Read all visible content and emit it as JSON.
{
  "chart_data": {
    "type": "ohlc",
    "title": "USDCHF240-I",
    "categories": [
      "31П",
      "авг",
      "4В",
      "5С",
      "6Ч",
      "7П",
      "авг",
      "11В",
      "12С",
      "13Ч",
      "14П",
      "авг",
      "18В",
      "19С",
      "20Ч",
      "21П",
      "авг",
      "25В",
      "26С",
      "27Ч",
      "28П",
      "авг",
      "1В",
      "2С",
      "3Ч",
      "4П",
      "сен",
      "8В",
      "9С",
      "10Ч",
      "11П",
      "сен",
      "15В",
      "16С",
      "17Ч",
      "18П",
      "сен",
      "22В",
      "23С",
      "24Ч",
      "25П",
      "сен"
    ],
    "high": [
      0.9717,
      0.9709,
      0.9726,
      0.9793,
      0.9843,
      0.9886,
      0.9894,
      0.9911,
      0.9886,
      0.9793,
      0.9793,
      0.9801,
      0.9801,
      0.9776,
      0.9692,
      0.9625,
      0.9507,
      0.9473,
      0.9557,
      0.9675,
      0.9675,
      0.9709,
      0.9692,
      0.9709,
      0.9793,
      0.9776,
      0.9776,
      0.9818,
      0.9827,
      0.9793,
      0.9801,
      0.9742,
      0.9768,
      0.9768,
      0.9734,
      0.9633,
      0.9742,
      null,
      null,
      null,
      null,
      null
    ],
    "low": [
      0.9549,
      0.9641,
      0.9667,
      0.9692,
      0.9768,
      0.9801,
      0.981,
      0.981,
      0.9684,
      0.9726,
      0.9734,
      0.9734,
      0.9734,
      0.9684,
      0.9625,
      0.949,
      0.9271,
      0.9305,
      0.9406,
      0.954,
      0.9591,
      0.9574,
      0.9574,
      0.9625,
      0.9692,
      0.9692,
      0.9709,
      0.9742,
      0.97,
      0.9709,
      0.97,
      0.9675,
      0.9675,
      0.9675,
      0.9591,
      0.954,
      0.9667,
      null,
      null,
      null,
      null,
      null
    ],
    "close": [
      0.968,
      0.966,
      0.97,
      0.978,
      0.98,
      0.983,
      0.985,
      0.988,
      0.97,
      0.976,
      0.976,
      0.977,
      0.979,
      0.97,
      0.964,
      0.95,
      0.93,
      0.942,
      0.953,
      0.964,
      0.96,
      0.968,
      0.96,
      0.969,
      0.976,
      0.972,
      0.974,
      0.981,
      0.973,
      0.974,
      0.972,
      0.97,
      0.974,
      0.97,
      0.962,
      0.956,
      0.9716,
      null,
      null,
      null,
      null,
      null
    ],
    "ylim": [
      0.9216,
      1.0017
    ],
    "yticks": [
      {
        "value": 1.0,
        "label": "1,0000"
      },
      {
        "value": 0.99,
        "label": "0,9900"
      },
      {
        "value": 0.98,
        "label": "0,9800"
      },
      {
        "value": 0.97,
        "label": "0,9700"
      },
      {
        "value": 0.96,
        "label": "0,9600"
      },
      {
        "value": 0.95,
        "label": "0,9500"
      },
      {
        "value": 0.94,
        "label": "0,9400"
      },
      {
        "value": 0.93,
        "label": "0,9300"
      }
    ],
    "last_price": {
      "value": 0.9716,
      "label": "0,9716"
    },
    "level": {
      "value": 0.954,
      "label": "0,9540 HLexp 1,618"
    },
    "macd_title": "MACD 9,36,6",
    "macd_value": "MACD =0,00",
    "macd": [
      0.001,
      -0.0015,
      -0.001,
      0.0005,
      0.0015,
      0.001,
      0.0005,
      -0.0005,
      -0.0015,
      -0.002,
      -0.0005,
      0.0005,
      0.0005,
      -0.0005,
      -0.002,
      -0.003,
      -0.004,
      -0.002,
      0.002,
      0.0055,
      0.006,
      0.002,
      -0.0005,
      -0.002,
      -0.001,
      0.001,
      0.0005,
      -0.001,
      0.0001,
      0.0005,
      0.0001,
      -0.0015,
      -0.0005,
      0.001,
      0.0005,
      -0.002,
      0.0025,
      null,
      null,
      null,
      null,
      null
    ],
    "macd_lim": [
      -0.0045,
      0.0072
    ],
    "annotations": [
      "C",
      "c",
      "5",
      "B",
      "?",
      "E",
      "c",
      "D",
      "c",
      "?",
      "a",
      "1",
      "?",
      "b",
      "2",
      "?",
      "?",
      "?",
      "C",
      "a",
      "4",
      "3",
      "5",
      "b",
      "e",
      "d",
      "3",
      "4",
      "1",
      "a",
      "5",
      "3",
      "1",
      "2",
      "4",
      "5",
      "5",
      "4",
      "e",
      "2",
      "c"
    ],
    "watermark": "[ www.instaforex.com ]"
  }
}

---+---

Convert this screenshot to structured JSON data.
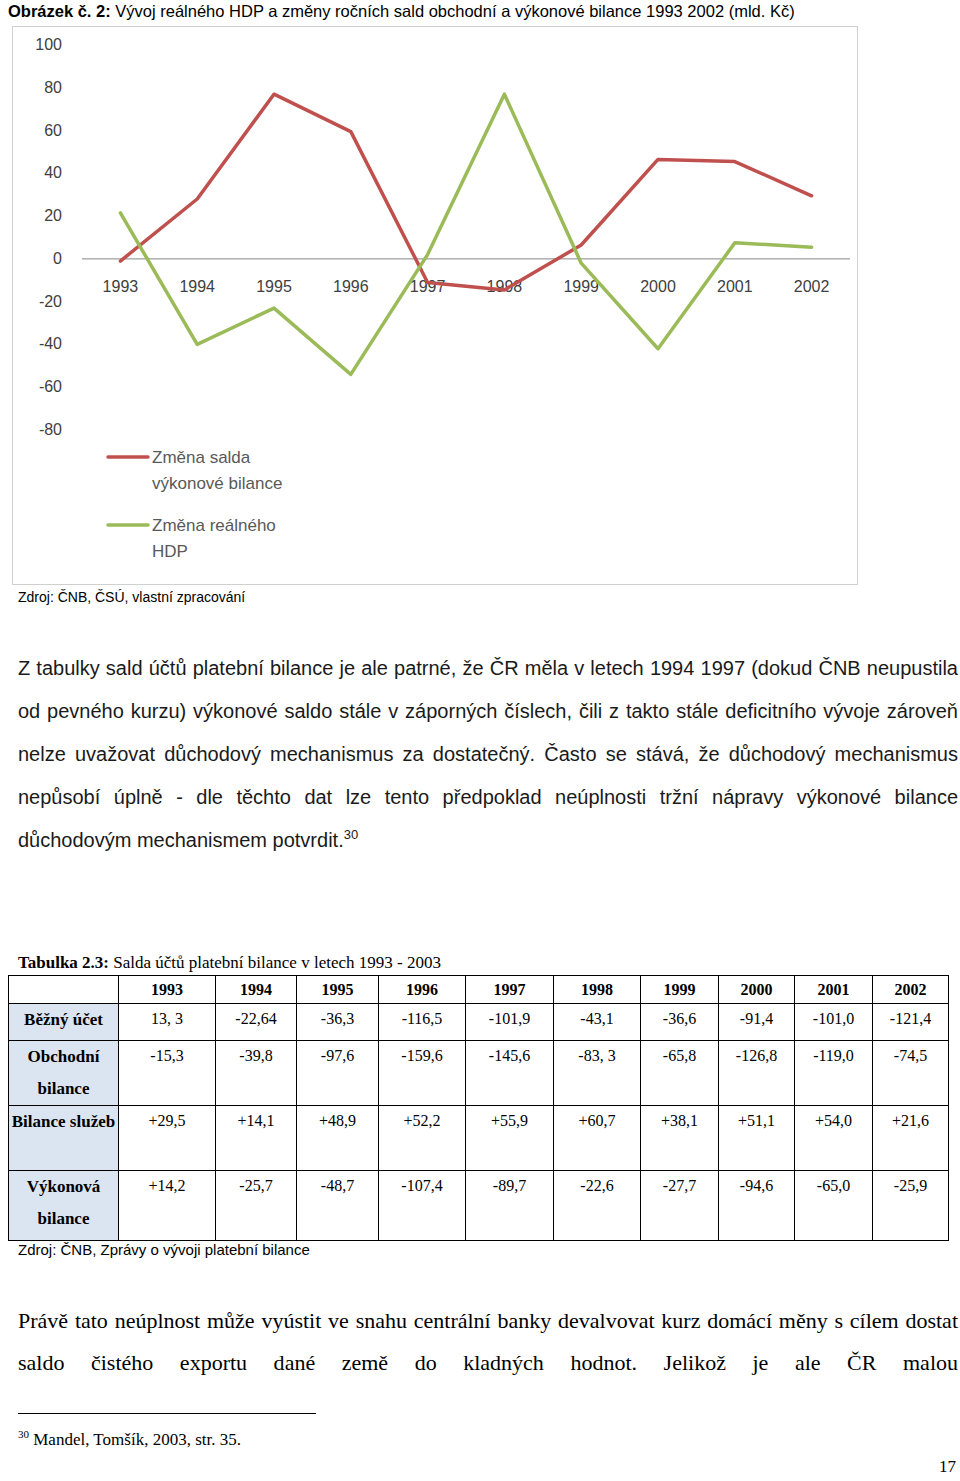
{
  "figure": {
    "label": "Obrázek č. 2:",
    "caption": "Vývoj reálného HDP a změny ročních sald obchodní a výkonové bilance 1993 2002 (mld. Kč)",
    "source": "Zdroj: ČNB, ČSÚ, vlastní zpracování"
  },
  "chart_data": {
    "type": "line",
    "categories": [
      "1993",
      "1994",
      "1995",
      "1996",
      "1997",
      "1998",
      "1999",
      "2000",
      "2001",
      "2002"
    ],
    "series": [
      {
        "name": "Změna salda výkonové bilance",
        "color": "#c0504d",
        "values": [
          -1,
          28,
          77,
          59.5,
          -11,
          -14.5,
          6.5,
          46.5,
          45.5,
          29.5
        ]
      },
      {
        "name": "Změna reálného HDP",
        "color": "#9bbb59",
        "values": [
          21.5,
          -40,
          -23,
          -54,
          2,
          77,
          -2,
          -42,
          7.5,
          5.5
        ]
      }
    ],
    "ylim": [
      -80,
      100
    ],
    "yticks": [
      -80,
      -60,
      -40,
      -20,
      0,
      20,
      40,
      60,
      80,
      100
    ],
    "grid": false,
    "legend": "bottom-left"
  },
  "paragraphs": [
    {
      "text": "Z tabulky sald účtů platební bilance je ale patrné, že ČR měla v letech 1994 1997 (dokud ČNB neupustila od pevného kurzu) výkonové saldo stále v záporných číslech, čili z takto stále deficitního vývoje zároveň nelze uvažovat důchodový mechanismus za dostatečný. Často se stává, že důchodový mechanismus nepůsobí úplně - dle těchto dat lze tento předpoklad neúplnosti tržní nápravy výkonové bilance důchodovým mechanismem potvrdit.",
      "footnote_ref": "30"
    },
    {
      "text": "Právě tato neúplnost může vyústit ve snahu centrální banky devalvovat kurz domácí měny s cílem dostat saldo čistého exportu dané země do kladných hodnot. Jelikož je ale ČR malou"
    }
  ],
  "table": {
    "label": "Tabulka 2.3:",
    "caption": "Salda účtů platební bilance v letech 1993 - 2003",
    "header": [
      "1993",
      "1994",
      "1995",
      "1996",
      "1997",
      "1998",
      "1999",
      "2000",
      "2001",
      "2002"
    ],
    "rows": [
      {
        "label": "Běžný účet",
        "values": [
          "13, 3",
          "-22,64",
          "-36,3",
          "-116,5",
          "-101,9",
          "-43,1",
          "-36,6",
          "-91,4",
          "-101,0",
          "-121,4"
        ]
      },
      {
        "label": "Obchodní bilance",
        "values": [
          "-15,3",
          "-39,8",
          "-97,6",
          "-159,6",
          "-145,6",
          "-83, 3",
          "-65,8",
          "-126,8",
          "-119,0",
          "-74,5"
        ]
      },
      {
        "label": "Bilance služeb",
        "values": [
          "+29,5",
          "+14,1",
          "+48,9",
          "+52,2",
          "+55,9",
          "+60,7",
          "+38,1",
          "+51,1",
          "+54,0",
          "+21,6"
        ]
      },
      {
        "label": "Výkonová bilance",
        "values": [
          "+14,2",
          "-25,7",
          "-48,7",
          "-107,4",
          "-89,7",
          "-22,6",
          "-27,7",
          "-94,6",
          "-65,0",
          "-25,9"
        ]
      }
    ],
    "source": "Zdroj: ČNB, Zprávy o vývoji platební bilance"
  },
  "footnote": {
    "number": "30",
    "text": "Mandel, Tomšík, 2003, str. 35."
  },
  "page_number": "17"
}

---+---

-- What is needed --
Pull out all lines from the entries above in which the word "reálného" appears.

-- Solution to the problem --
    "caption": "Vývoj reálného HDP a změny ročních sald obchodní a výkonové bilance 1993 2002 (mld. Kč)",
        "name": "Změna reálného HDP",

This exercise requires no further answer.